(begin)
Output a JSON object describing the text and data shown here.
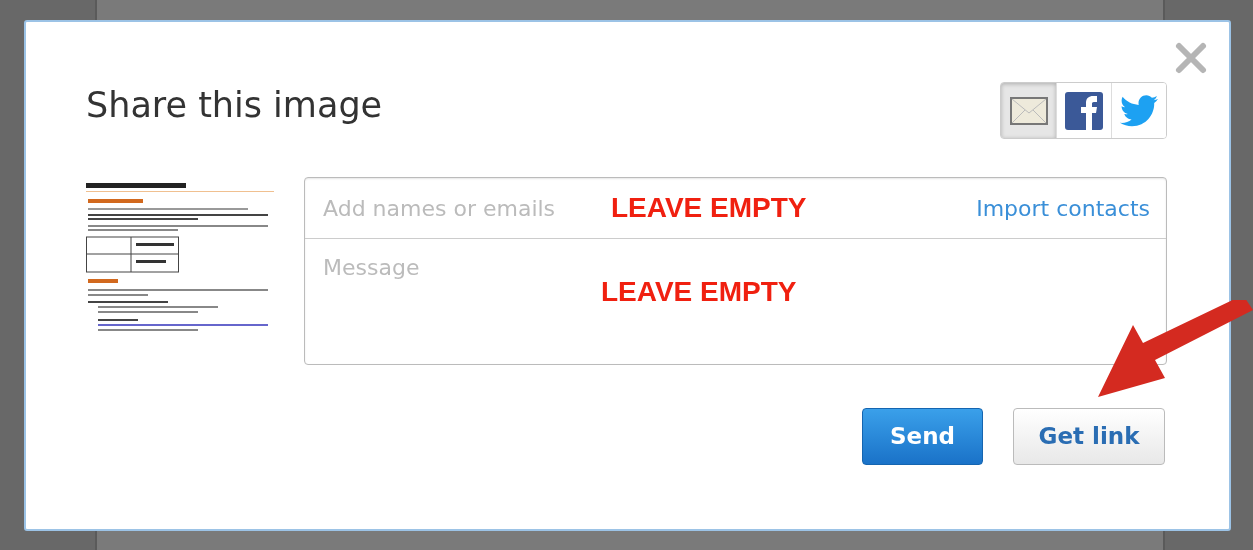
{
  "dialog": {
    "title": "Share this image",
    "share_tabs": [
      {
        "kind": "email",
        "selected": true
      },
      {
        "kind": "facebook",
        "selected": false
      },
      {
        "kind": "twitter",
        "selected": false
      }
    ],
    "recipients": {
      "placeholder": "Add names or emails",
      "annotation": "LEAVE EMPTY"
    },
    "import_link": "Import contacts",
    "message": {
      "placeholder": "Message",
      "annotation": "LEAVE EMPTY"
    },
    "buttons": [
      {
        "label": "Send",
        "kind": "primary"
      },
      {
        "label": "Get link",
        "kind": "secondary"
      }
    ]
  }
}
(end)
### EXERCISE GOAL
Copy out all the entries exactly. Images stay out of the copy.

### RESPONSE
Output a JSON object describing the text and data shown here.
{
  "dialog": {
    "title": "Share this image",
    "share_tabs": [
      {
        "kind": "email",
        "selected": true
      },
      {
        "kind": "facebook",
        "selected": false
      },
      {
        "kind": "twitter",
        "selected": false
      }
    ],
    "recipients": {
      "placeholder": "Add names or emails",
      "annotation": "LEAVE EMPTY"
    },
    "import_link": "Import contacts",
    "message": {
      "placeholder": "Message",
      "annotation": "LEAVE EMPTY"
    },
    "buttons": [
      {
        "label": "Send",
        "kind": "primary"
      },
      {
        "label": "Get link",
        "kind": "secondary"
      }
    ]
  }
}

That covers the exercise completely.